• Prompt: Exclude the pictures; give every entry again exactly as written.

─── Input records ───

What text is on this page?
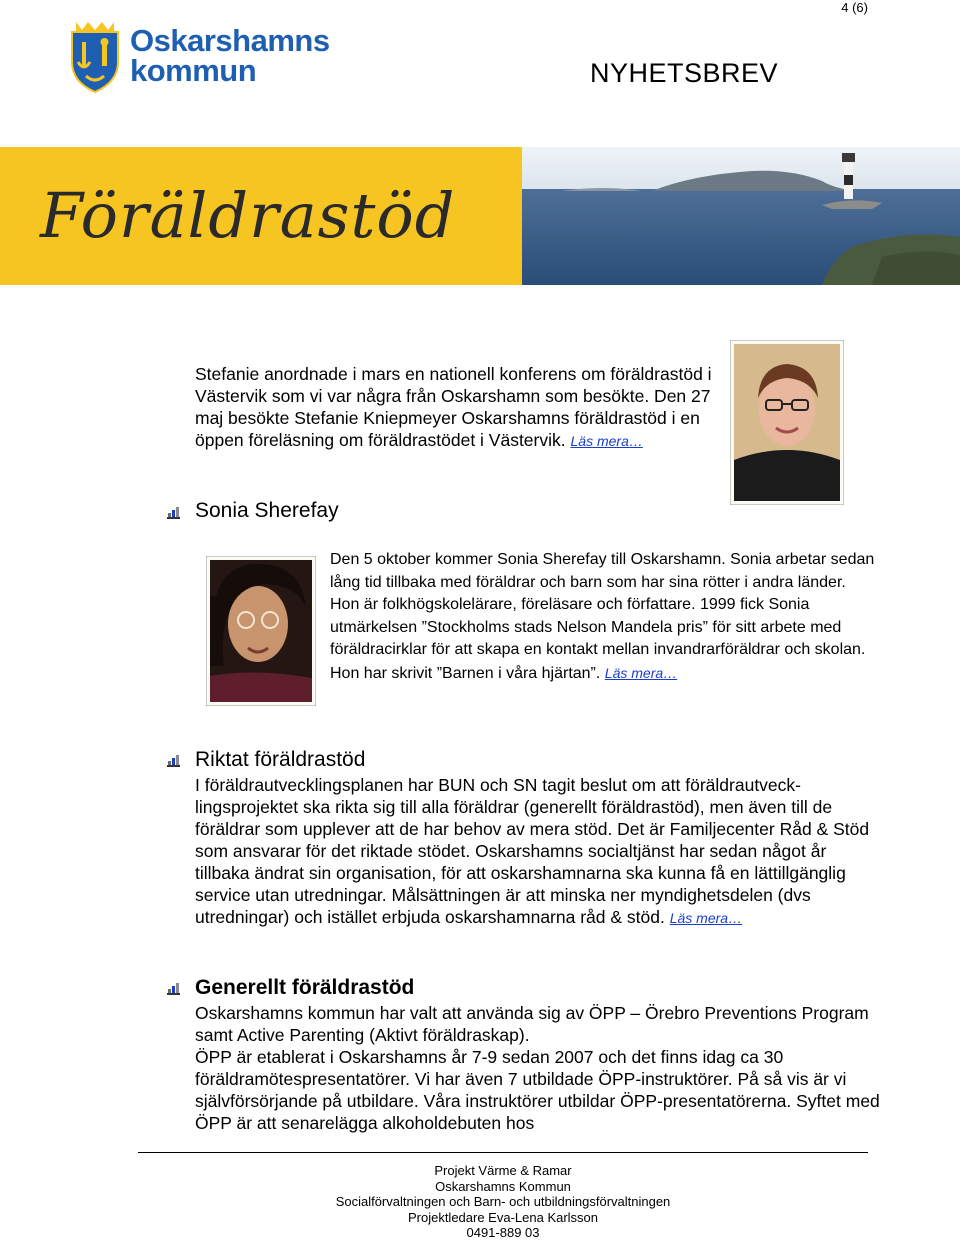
4 (6)
Oskarshamns
kommun	NYHETSBREV
Föräldrastöd
Stefanie anordnade i mars en nationell konferens om föräldrastöd i Västervik som vi var några från Oskarshamn som besökte. Den 27 maj besökte Stefanie Kniepmeyer Oskarshamns föräldrastöd i en öppen föreläsning om föräldrastödet i Västervik. Läs mera…
Sonia Sherefay
Den 5 oktober kommer Sonia Sherefay till Oskarshamn. Sonia arbetar sedan lång tid tillbaka med föräldrar och barn som har sina rötter i andra länder. Hon är folkhögskolelärare, föreläsare och författare. 1999 fick Sonia utmärkelsen ”Stockholms stads Nelson Mandela pris” för sitt arbete med föräldracirklar för att skapa en kontakt mellan invandrarföräldrar och skolan. Hon har skrivit ”Barnen i våra hjärtan”. Läs mera…
Riktat föräldrastöd
I föräldrautvecklingsplanen har BUN och SN tagit beslut om att föräldrautveck-lingsprojektet ska rikta sig till alla föräldrar (generellt föräldrastöd), men även till de föräldrar som upplever att de har behov av mera stöd. Det är Familjecenter Råd & Stöd som ansvarar för det riktade stödet. Oskarshamns socialtjänst har sedan något år tillbaka ändrat sin organisation, för att oskarshamnarna ska kunna få en lättillgänglig service utan utredningar. Målsättningen är att minska ner myndighetsdelen (dvs utredningar) och istället erbjuda oskarshamnarna råd & stöd. Läs mera…
Generellt föräldrastöd
Oskarshamns kommun har valt att använda sig av ÖPP – Örebro Preventions Program samt Active Parenting (Aktivt föräldraskap).
ÖPP är etablerat i Oskarshamns år 7-9 sedan 2007 och det finns idag ca 30 föräldramötespresentatörer. Vi har även 7 utbildade ÖPP-instruktörer. På så vis är vi självförsörjande på utbildare. Våra instruktörer utbildar ÖPP-presentatörerna. Syftet med ÖPP är att senarelägga alkoholdebuten hos
Projekt Värme & Ramar
Oskarshamns Kommun
Socialförvaltningen och Barn- och utbildningsförvaltningen
Projektledare Eva-Lena Karlsson
0491-889 03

───

• Exercise output:
What text is on this page?
4 (6)
Oskarshamns
kommun	NYHETSBREV
Föräldrastöd
Stefanie anordnade i mars en nationell konferens om föräldrastöd i Västervik som vi var några från Oskarshamn som besökte. Den 27 maj besökte Stefanie Kniepmeyer Oskarshamns föräldrastöd i en öppen föreläsning om föräldrastödet i Västervik. Läs mera…
Sonia Sherefay
Den 5 oktober kommer Sonia Sherefay till Oskarshamn. Sonia arbetar sedan lång tid tillbaka med föräldrar och barn som har sina rötter i andra länder. Hon är folkhögskolelärare, föreläsare och författare. 1999 fick Sonia utmärkelsen ”Stockholms stads Nelson Mandela pris” för sitt arbete med föräldracirklar för att skapa en kontakt mellan invandrarföräldrar och skolan. Hon har skrivit ”Barnen i våra hjärtan”. Läs mera…
Riktat föräldrastöd
I föräldrautvecklingsplanen har BUN och SN tagit beslut om att föräldrautveck-lingsprojektet ska rikta sig till alla föräldrar (generellt föräldrastöd), men även till de föräldrar som upplever att de har behov av mera stöd. Det är Familjecenter Råd & Stöd som ansvarar för det riktade stödet. Oskarshamns socialtjänst har sedan något år tillbaka ändrat sin organisation, för att oskarshamnarna ska kunna få en lättillgänglig service utan utredningar. Målsättningen är att minska ner myndighetsdelen (dvs utredningar) och istället erbjuda oskarshamnarna råd & stöd. Läs mera…
Generellt föräldrastöd
Oskarshamns kommun har valt att använda sig av ÖPP – Örebro Preventions Program samt Active Parenting (Aktivt föräldraskap).
ÖPP är etablerat i Oskarshamns år 7-9 sedan 2007 och det finns idag ca 30 föräldramötespresentatörer. Vi har även 7 utbildade ÖPP-instruktörer. På så vis är vi självförsörjande på utbildare. Våra instruktörer utbildar ÖPP-presentatörerna. Syftet med ÖPP är att senarelägga alkoholdebuten hos
Projekt Värme & Ramar
Oskarshamns Kommun
Socialförvaltningen och Barn- och utbildningsförvaltningen
Projektledare Eva-Lena Karlsson
0491-889 03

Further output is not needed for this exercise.